**WHAT IS EXPECTED**
All of the listing below must be repeated word for word. Pictures are the only thing to omit.

**INFORMATION SUPPLIED**
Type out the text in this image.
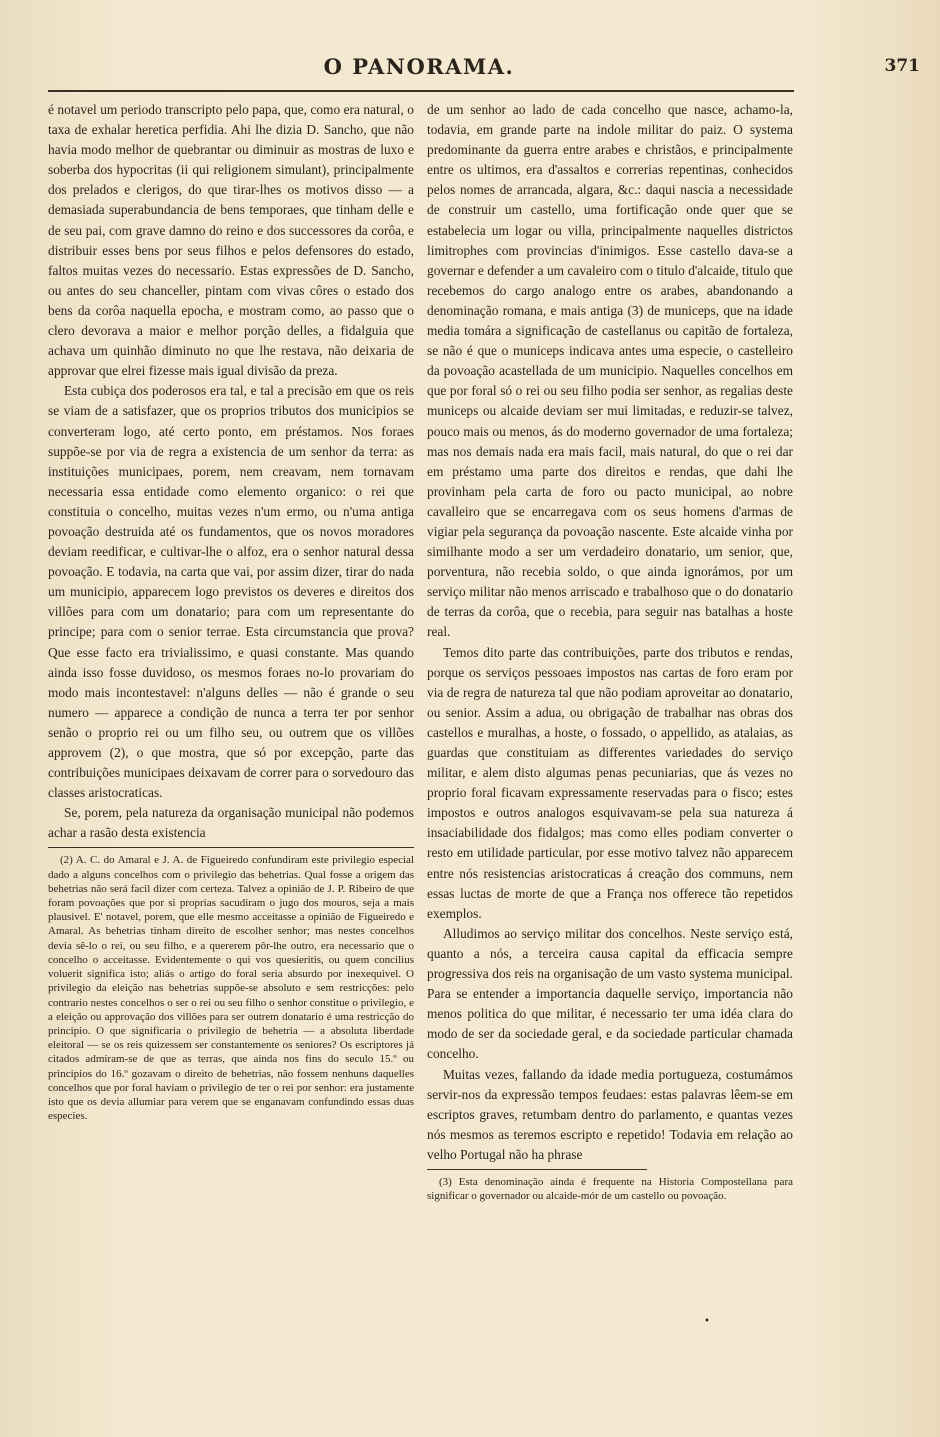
O PANORAMA.	371

é notavel um periodo transcripto pelo papa, que, como era natural, o taxa de exhalar heretica perfidia. Ahi lhe dizia D. Sancho, que não havia modo melhor de quebrantar ou diminuir as mostras de luxo e soberba dos hypocritas (ii qui religionem simulant), principalmente dos prelados e clerigos, do que tirar-lhes os motivos disso — a demasiada superabundancia de bens temporaes, que tinham delle e de seu pai, com grave damno do reino e dos successores da corôa, e distribuir esses bens por seus filhos e pelos defensores do estado, faltos muitas vezes do necessario. Estas expressões de D. Sancho, ou antes do seu chanceller, pintam com vivas côres o estado dos bens da corôa naquella epocha, e mostram como, ao passo que o clero devorava a maior e melhor porção delles, a fidalguia que achava um quinhão diminuto no que lhe restava, não deixaria de approvar que elrei fizesse mais igual divisão da preza.

Esta cubiça dos poderosos era tal, e tal a precisão em que os reis se viam de a satisfazer, que os proprios tributos dos municipios se converteram logo, até certo ponto, em préstamos. Nos foraes suppõe-se por via de regra a existencia de um senhor da terra: as instituições municipaes, porem, nem creavam, nem tornavam necessaria essa entidade como elemento organico: o rei que constituia o concelho, muitas vezes n'um ermo, ou n'uma antiga povoação destruida até os fundamentos, que os novos moradores deviam reedificar, e cultivar-lhe o alfoz, era o senhor natural dessa povoação. E todavia, na carta que vai, por assim dizer, tirar do nada um municipio, apparecem logo previstos os deveres e direitos dos villões para com um donatario; para com um representante do principe; para com o senior terrae. Esta circumstancia que prova? Que esse facto era trivialissimo, e quasi constante. Mas quando ainda isso fosse duvidoso, os mesmos foraes no-lo provariam do modo mais incontestavel: n'alguns delles — não é grande o seu numero — apparece a condição de nunca a terra ter por senhor senão o proprio rei ou um filho seu, ou outrem que os villões approvem (2), o que mostra, que só por excepção, parte das contribuições municipaes deixavam de correr para o sorvedouro das classes aristocraticas.

Se, porem, pela natureza da organisação municipal não podemos achar a rasão desta existencia

(2) A. C. do Amaral e J. A. de Figueiredo confundiram este privilegio especial dado a alguns concelhos com o privilegio das behetrias. Qual fosse a origem das behetrias não será facil dizer com certeza. Talvez a opinião de J. P. Ribeiro de que foram povoações que por si proprias sacudiram o jugo dos mouros, seja a mais plausivel. E' notavel, porem, que elle mesmo acceitasse a opinião de Figueiredo e Amaral. As behetrias tinham direito de escolher senhor; mas nestes concelhos devia sê-lo o rei, ou seu filho, e a quererem pôr-lhe outro, era necessario que o concelho o acceitasse. Evidentemente o qui vos quesieritis, ou quem concilius voluerit significa isto; aliás o artigo do foral seria absurdo por inexequivel. O privilegio da eleição nas behetrias suppõe-se absoluto e sem restricções: pelo contrario nestes concelhos o ser o rei ou seu filho o senhor constitue o privilegio, e a eleição ou approvação dos villões para ser outrem donatario é uma restricção do principio. O que significaria o privilegio de behetria — a absoluta liberdade eleitoral — se os reis quizessem ser constantemente os seniores? Os escriptores já citados admiram-se de que as terras, que ainda nos fins do seculo 15.º ou principios do 16.º gozavam o direito de behetrias, não fossem nenhuns daquelles concelhos que por foral haviam o privilegio de ter o rei por senhor: era justamente isto que os devia allumiar para verem que se enganavam confundindo essas duas especies.

de um senhor ao lado de cada concelho que nasce, achamo-la, todavia, em grande parte na indole militar do paiz. O systema predominante da guerra entre arabes e christãos, e principalmente entre os ultimos, era d'assaltos e correrias repentinas, conhecidos pelos nomes de arrancada, algara, &c.: daqui nascia a necessidade de construir um castello, uma fortificação onde quer que se estabelecia um logar ou villa, principalmente naquelles districtos limitrophes com provincias d'inimigos. Esse castello dava-se a governar e defender a um cavaleiro com o titulo d'alcaide, titulo que recebemos do cargo analogo entre os arabes, abandonando a denominação romana, e mais antiga (3) de municeps, que na idade media tomára a significação de castellanus ou capitão de fortaleza, se não é que o municeps indicava antes uma especie, o castelleiro da povoação acastellada de um municipio. Naquelles concelhos em que por foral só o rei ou seu filho podia ser senhor, as regalias deste municeps ou alcaide deviam ser mui limitadas, e reduzir-se talvez, pouco mais ou menos, ás do moderno governador de uma fortaleza; mas nos demais nada era mais facil, mais natural, do que o rei dar em préstamo uma parte dos direitos e rendas, que dahi lhe provinham pela carta de foro ou pacto municipal, ao nobre cavalleiro que se encarregava com os seus homens d'armas de vigiar pela segurança da povoação nascente. Este alcaide vinha por similhante modo a ser um verdadeiro donatario, um senior, que, porventura, não recebia soldo, o que ainda ignorámos, por um serviço militar não menos arriscado e trabalhoso que o do donatario de terras da corôa, que o recebia, para seguir nas batalhas a hoste real.

Temos dito parte das contribuições, parte dos tributos e rendas, porque os serviços pessoaes impostos nas cartas de foro eram por via de regra de natureza tal que não podiam aproveitar ao donatario, ou senior. Assim a adua, ou obrigação de trabalhar nas obras dos castellos e muralhas, a hoste, o fossado, o appellido, as atalaias, as guardas que constituiam as differentes variedades do serviço militar, e alem disto algumas penas pecuniarias, que ás vezes no proprio foral ficavam expressamente reservadas para o fisco; estes impostos e outros analogos esquivavam-se pela sua natureza á insaciabilidade dos fidalgos; mas como elles podiam converter o resto em utilidade particular, por esse motivo talvez não apparecem entre nós resistencias aristocraticas á creação dos communs, nem essas luctas de morte de que a França nos offerece tão repetidos exemplos.

Alludimos ao serviço militar dos concelhos. Neste serviço está, quanto a nós, a terceira causa capital da efficacia sempre progressiva dos reis na organisação de um vasto systema municipal. Para se entender a importancia daquelle serviço, importancia não menos politica do que militar, é necessario ter uma idéa clara do modo de ser da sociedade geral, e da sociedade particular chamada concelho.

Muitas vezes, fallando da idade media portugueza, costumámos servir-nos da expressão tempos feudaes: estas palavras lêem-se em escriptos graves, retumbam dentro do parlamento, e quantas vezes nós mesmos as teremos escripto e repetido! Todavia em relação ao velho Portugal não ha phrase

(3) Esta denominação ainda é frequente na Historia Compostellana para significar o governador ou alcaide-mór de um castello ou povoação.

•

**OUTPUT FOR THIS EXERCISE**
Type out the text in this image.
O PANORAMA.	371

é notavel um periodo transcripto pelo papa, que, como era natural, o taxa de exhalar heretica perfidia. Ahi lhe dizia D. Sancho, que não havia modo melhor de quebrantar ou diminuir as mostras de luxo e soberba dos hypocritas (ii qui religionem simulant), principalmente dos prelados e clerigos, do que tirar-lhes os motivos disso — a demasiada superabundancia de bens temporaes, que tinham delle e de seu pai, com grave damno do reino e dos successores da corôa, e distribuir esses bens por seus filhos e pelos defensores do estado, faltos muitas vezes do necessario. Estas expressões de D. Sancho, ou antes do seu chanceller, pintam com vivas côres o estado dos bens da corôa naquella epocha, e mostram como, ao passo que o clero devorava a maior e melhor porção delles, a fidalguia que achava um quinhão diminuto no que lhe restava, não deixaria de approvar que elrei fizesse mais igual divisão da preza.

Esta cubiça dos poderosos era tal, e tal a precisão em que os reis se viam de a satisfazer, que os proprios tributos dos municipios se converteram logo, até certo ponto, em préstamos. Nos foraes suppõe-se por via de regra a existencia de um senhor da terra: as instituições municipaes, porem, nem creavam, nem tornavam necessaria essa entidade como elemento organico: o rei que constituia o concelho, muitas vezes n'um ermo, ou n'uma antiga povoação destruida até os fundamentos, que os novos moradores deviam reedificar, e cultivar-lhe o alfoz, era o senhor natural dessa povoação. E todavia, na carta que vai, por assim dizer, tirar do nada um municipio, apparecem logo previstos os deveres e direitos dos villões para com um donatario; para com um representante do principe; para com o senior terrae. Esta circumstancia que prova? Que esse facto era trivialissimo, e quasi constante. Mas quando ainda isso fosse duvidoso, os mesmos foraes no-lo provariam do modo mais incontestavel: n'alguns delles — não é grande o seu numero — apparece a condição de nunca a terra ter por senhor senão o proprio rei ou um filho seu, ou outrem que os villões approvem (2), o que mostra, que só por excepção, parte das contribuições municipaes deixavam de correr para o sorvedouro das classes aristocraticas.

Se, porem, pela natureza da organisação municipal não podemos achar a rasão desta existencia

(2) A. C. do Amaral e J. A. de Figueiredo confundiram este privilegio especial dado a alguns concelhos com o privilegio das behetrias. Qual fosse a origem das behetrias não será facil dizer com certeza. Talvez a opinião de J. P. Ribeiro de que foram povoações que por si proprias sacudiram o jugo dos mouros, seja a mais plausivel. E' notavel, porem, que elle mesmo acceitasse a opinião de Figueiredo e Amaral. As behetrias tinham direito de escolher senhor; mas nestes concelhos devia sê-lo o rei, ou seu filho, e a quererem pôr-lhe outro, era necessario que o concelho o acceitasse. Evidentemente o qui vos quesieritis, ou quem concilius voluerit significa isto; aliás o artigo do foral seria absurdo por inexequivel. O privilegio da eleição nas behetrias suppõe-se absoluto e sem restricções: pelo contrario nestes concelhos o ser o rei ou seu filho o senhor constitue o privilegio, e a eleição ou approvação dos villões para ser outrem donatario é uma restricção do principio. O que significaria o privilegio de behetria — a absoluta liberdade eleitoral — se os reis quizessem ser constantemente os seniores? Os escriptores já citados admiram-se de que as terras, que ainda nos fins do seculo 15.º ou principios do 16.º gozavam o direito de behetrias, não fossem nenhuns daquelles concelhos que por foral haviam o privilegio de ter o rei por senhor: era justamente isto que os devia allumiar para verem que se enganavam confundindo essas duas especies.

de um senhor ao lado de cada concelho que nasce, achamo-la, todavia, em grande parte na indole militar do paiz. O systema predominante da guerra entre arabes e christãos, e principalmente entre os ultimos, era d'assaltos e correrias repentinas, conhecidos pelos nomes de arrancada, algara, &c.: daqui nascia a necessidade de construir um castello, uma fortificação onde quer que se estabelecia um logar ou villa, principalmente naquelles districtos limitrophes com provincias d'inimigos. Esse castello dava-se a governar e defender a um cavaleiro com o titulo d'alcaide, titulo que recebemos do cargo analogo entre os arabes, abandonando a denominação romana, e mais antiga (3) de municeps, que na idade media tomára a significação de castellanus ou capitão de fortaleza, se não é que o municeps indicava antes uma especie, o castelleiro da povoação acastellada de um municipio. Naquelles concelhos em que por foral só o rei ou seu filho podia ser senhor, as regalias deste municeps ou alcaide deviam ser mui limitadas, e reduzir-se talvez, pouco mais ou menos, ás do moderno governador de uma fortaleza; mas nos demais nada era mais facil, mais natural, do que o rei dar em préstamo uma parte dos direitos e rendas, que dahi lhe provinham pela carta de foro ou pacto municipal, ao nobre cavalleiro que se encarregava com os seus homens d'armas de vigiar pela segurança da povoação nascente. Este alcaide vinha por similhante modo a ser um verdadeiro donatario, um senior, que, porventura, não recebia soldo, o que ainda ignorámos, por um serviço militar não menos arriscado e trabalhoso que o do donatario de terras da corôa, que o recebia, para seguir nas batalhas a hoste real.

Temos dito parte das contribuições, parte dos tributos e rendas, porque os serviços pessoaes impostos nas cartas de foro eram por via de regra de natureza tal que não podiam aproveitar ao donatario, ou senior. Assim a adua, ou obrigação de trabalhar nas obras dos castellos e muralhas, a hoste, o fossado, o appellido, as atalaias, as guardas que constituiam as differentes variedades do serviço militar, e alem disto algumas penas pecuniarias, que ás vezes no proprio foral ficavam expressamente reservadas para o fisco; estes impostos e outros analogos esquivavam-se pela sua natureza á insaciabilidade dos fidalgos; mas como elles podiam converter o resto em utilidade particular, por esse motivo talvez não apparecem entre nós resistencias aristocraticas á creação dos communs, nem essas luctas de morte de que a França nos offerece tão repetidos exemplos.

Alludimos ao serviço militar dos concelhos. Neste serviço está, quanto a nós, a terceira causa capital da efficacia sempre progressiva dos reis na organisação de um vasto systema municipal. Para se entender a importancia daquelle serviço, importancia não menos politica do que militar, é necessario ter uma idéa clara do modo de ser da sociedade geral, e da sociedade particular chamada concelho.

Muitas vezes, fallando da idade media portugueza, costumámos servir-nos da expressão tempos feudaes: estas palavras lêem-se em escriptos graves, retumbam dentro do parlamento, e quantas vezes nós mesmos as teremos escripto e repetido! Todavia em relação ao velho Portugal não ha phrase

(3) Esta denominação ainda é frequente na Historia Compostellana para significar o governador ou alcaide-mór de um castello ou povoação.

•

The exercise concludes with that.